-- TASK DATA follows --

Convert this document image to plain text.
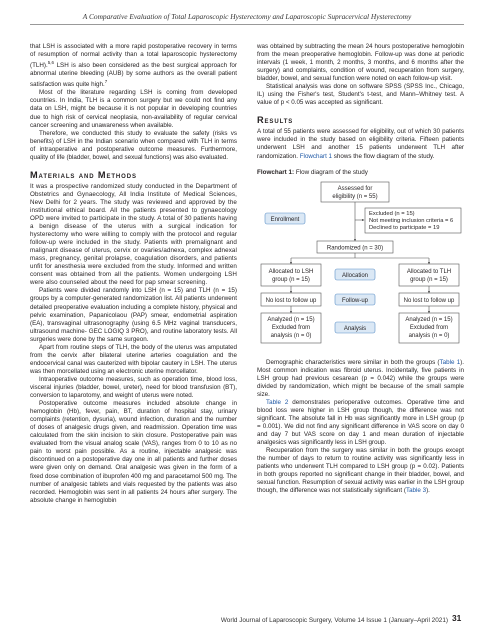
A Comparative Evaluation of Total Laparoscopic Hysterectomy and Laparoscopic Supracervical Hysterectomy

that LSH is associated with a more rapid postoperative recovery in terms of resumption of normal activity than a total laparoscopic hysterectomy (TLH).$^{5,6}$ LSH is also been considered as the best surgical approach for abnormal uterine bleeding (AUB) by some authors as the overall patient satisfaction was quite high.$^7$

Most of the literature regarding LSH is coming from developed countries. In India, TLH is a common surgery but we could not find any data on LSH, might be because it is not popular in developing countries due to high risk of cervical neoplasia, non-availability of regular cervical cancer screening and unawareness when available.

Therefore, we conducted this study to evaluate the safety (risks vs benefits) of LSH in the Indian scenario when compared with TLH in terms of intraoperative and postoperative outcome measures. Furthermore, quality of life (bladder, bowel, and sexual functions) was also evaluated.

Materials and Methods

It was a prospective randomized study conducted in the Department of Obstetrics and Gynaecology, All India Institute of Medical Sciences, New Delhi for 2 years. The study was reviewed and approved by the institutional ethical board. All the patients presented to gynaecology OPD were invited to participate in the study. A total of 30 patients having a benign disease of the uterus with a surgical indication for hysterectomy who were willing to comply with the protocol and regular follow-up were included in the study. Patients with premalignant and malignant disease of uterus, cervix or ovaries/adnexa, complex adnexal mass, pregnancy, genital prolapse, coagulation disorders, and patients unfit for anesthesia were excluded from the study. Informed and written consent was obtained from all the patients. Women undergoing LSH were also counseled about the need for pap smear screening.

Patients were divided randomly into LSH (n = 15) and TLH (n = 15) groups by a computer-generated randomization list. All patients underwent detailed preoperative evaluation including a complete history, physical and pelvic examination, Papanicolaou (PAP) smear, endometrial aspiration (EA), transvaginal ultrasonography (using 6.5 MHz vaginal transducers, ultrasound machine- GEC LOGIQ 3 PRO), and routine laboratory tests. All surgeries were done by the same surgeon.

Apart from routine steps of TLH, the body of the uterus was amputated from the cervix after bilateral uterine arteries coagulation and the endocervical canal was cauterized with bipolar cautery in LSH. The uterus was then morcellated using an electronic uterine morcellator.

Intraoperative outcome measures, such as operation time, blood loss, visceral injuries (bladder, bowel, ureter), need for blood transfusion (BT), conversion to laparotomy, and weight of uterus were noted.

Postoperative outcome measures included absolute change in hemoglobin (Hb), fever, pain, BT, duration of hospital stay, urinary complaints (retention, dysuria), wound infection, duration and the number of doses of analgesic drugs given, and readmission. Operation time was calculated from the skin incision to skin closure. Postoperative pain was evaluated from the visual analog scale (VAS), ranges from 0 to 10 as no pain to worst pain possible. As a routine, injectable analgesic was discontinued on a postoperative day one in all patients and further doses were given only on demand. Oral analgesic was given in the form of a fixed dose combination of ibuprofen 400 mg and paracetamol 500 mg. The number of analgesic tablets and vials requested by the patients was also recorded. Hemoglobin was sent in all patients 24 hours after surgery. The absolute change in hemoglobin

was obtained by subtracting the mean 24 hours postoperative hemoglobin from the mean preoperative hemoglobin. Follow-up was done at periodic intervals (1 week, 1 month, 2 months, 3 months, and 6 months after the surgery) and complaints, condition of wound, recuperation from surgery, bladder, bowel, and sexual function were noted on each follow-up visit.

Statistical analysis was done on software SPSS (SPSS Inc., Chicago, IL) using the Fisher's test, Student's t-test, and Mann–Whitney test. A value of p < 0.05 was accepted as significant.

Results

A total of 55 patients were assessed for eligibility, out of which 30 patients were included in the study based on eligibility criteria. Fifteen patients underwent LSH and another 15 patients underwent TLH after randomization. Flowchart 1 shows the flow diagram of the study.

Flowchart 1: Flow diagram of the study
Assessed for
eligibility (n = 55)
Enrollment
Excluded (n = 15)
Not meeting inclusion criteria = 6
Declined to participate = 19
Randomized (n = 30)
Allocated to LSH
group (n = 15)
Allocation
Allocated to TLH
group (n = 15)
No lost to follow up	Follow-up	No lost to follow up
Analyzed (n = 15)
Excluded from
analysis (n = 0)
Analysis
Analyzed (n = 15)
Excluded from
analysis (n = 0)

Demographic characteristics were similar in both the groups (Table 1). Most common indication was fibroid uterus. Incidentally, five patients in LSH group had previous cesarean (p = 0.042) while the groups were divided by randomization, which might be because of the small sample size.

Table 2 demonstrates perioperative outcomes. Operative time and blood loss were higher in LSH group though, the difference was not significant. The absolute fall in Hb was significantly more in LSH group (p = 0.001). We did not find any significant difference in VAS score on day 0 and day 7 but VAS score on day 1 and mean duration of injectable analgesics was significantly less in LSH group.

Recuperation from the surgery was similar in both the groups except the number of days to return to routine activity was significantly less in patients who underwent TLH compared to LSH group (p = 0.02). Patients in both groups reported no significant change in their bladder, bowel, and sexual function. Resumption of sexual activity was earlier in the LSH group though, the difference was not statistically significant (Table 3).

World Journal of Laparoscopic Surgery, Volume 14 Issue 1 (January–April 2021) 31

-- TASK DATA concluded --

In the records, how many lines hold the word "eligibility"? Answer with the number and no other words.

EXERCISE RESULT:
2